* _WHAT IS ASKED_
Gather every line below where "marker" appears.

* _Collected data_
::::

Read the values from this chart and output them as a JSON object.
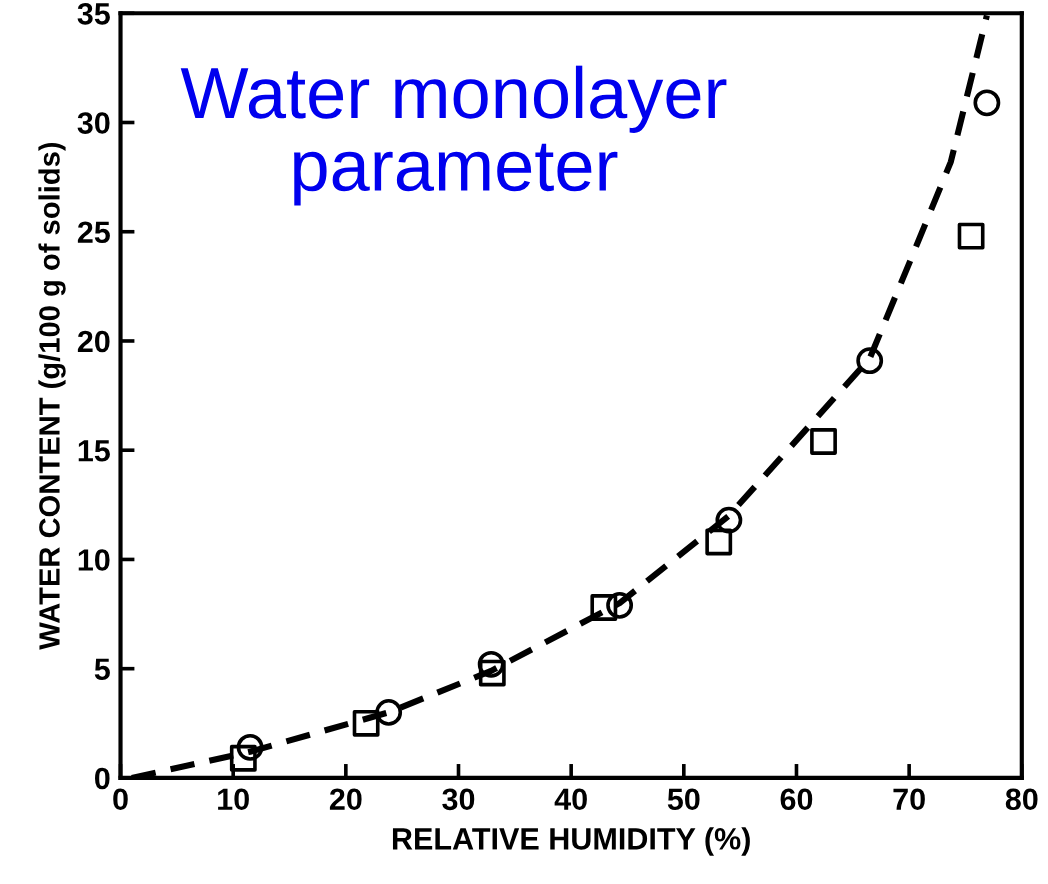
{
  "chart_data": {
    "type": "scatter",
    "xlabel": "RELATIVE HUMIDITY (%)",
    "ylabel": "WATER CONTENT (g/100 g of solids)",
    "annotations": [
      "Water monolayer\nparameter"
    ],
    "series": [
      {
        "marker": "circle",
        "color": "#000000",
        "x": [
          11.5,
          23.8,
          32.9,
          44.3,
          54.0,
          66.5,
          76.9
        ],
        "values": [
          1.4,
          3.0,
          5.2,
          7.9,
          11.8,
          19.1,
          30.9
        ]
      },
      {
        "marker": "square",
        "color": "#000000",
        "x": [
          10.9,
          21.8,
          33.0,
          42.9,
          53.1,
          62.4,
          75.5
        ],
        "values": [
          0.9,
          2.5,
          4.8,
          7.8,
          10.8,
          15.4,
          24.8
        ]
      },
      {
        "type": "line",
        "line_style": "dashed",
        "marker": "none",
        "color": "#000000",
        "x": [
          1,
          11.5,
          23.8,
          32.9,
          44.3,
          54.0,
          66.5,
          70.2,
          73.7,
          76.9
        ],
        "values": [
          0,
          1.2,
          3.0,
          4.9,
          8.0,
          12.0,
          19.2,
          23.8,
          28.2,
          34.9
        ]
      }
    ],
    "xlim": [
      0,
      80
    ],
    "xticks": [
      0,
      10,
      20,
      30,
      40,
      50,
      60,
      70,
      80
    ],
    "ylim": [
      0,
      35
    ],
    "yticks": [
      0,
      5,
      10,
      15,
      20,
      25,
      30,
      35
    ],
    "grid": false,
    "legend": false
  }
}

::::

* _WORKED SOLUTION_
        "marker": "circle",
        "marker": "square",
        "marker": "none",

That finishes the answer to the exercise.